***** INPUT MATERIAL *****
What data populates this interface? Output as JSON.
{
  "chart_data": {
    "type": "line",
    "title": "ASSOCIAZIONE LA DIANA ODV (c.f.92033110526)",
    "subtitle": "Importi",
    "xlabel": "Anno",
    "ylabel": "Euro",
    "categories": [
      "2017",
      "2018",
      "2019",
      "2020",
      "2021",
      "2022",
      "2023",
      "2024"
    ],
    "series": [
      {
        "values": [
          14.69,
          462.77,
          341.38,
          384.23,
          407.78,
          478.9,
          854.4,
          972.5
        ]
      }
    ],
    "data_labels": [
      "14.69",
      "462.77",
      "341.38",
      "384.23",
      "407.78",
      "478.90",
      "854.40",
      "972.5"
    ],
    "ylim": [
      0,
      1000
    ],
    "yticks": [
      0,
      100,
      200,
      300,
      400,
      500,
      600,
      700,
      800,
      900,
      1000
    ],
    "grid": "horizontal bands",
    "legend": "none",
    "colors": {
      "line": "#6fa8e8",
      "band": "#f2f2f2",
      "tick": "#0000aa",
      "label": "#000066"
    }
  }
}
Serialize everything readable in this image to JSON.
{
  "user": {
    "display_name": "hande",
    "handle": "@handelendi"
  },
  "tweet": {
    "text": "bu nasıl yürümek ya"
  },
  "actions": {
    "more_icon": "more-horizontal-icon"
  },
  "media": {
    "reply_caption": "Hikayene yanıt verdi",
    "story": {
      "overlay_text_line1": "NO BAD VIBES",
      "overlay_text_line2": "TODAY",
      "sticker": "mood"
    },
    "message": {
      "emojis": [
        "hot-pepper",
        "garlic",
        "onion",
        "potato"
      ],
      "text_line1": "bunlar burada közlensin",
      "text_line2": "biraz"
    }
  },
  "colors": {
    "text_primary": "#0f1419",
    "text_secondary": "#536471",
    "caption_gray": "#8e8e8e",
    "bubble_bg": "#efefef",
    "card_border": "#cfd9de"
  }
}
*****
Copy out each line of the data where the string "horizontal" appears.

SOLUTION ->
    "grid": "horizontal bands",
    "more_icon": "more-horizontal-icon"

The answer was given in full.